» **TASK DIRECTIONS**:
Reproduce word for word everything in the text on scaling in networks from "where $A$ serves" down to "the only factor.".

» **SUPPLIED TEXT**:

Degrees. Source wikipedia.

Scaling in Networks

People have found a lot of scaling phenomena in networks.

  • Internet links (directed links):

arXiv:cond-mat/0008465 for the scaling in internet links. What they find is that the distribution of degrees is power-law, i.e., $P\propto k^{-\gamma}$ with $\gamma\sim 2$. arXiv:cond-mat/0009090 provides a better explanation. The explanation is simply popular is more attractive.

  • Barabasi et al found that in random networks, scaling appears also 1.

Scaling of connectivities. Barabasi (1999).

  • And some theories like 2, etc.


In the example of internet links, popular is attractive can be modeled by a dynamic generation of network following some rules.

  1. At each step we have $m$ links distributed.
  2. The probability of attaching to some node with degree $k_i$ is

    \[P_i \sim k_i + A\]

    where $A$ serves as a initial attractiveness since it tells us the probability of attachment when the degree $k_i=0$.

Dorogovtsev et al proved that this model gives us the final distribution of degrees

\[P \propto k^{-\gamma},\]

where $\gamma=2 + A/m$ 3.


The problem about popularity is that we are all aware that popularity is not the only factor.

Consider the following examples.

  1. You write a blog about neuroscience. In the past people usually put links on the blog, which is called blogroll or something. In the links, what you would include is something like facebook, google, maybe nature/science, and most likely some blogs or resources about neuroscience eventhough these websites may not be very popular. However, these links have similar contents as yours.
  2. We could also check the link you used in your articles and they are very likely to point to some websites that is also neuroscience.

In some cases similar is also important.

Popularity and Similarity Together

What we would expect is that larger popularity and small similarity (more similar) are the preferable connections. Thus competitions between the two determines the overall connection probability.

» **AVAILABLE DATA**:
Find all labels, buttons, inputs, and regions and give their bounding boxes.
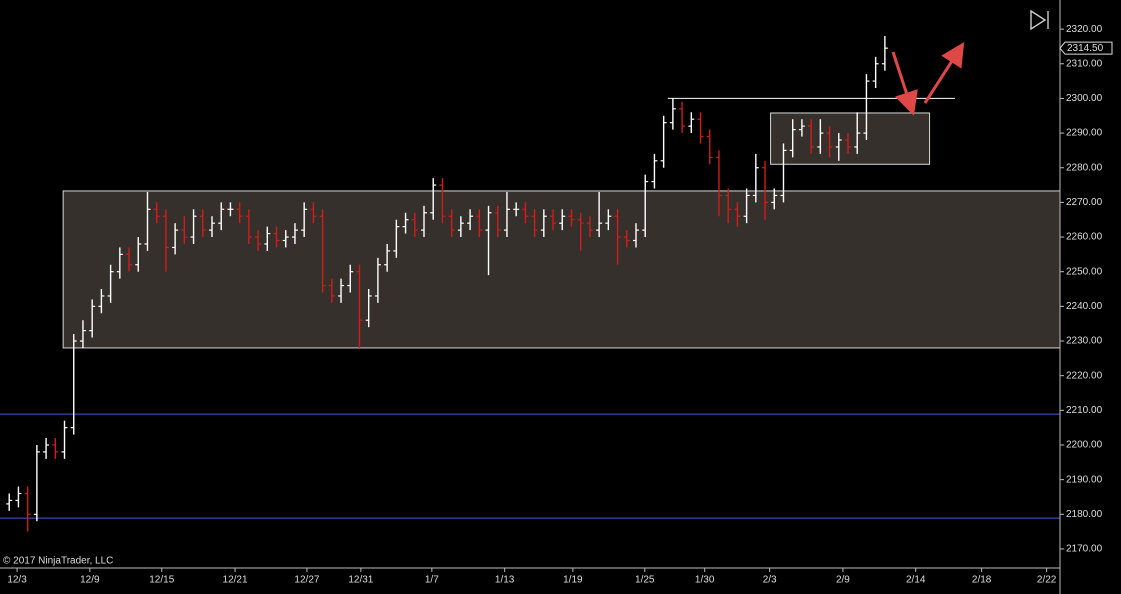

» **RESULT**:
where $A$ serves as a initial attractiveness since it tells us the probability of attachment when the degree $k_i=0$.

Dorogovtsev et al proved that this model gives us the final distribution of degrees

\[P \propto k^{-\gamma},\]

where $\gamma=2 + A/m$ 3.


The problem about popularity is that we are all aware that popularity is not the only factor.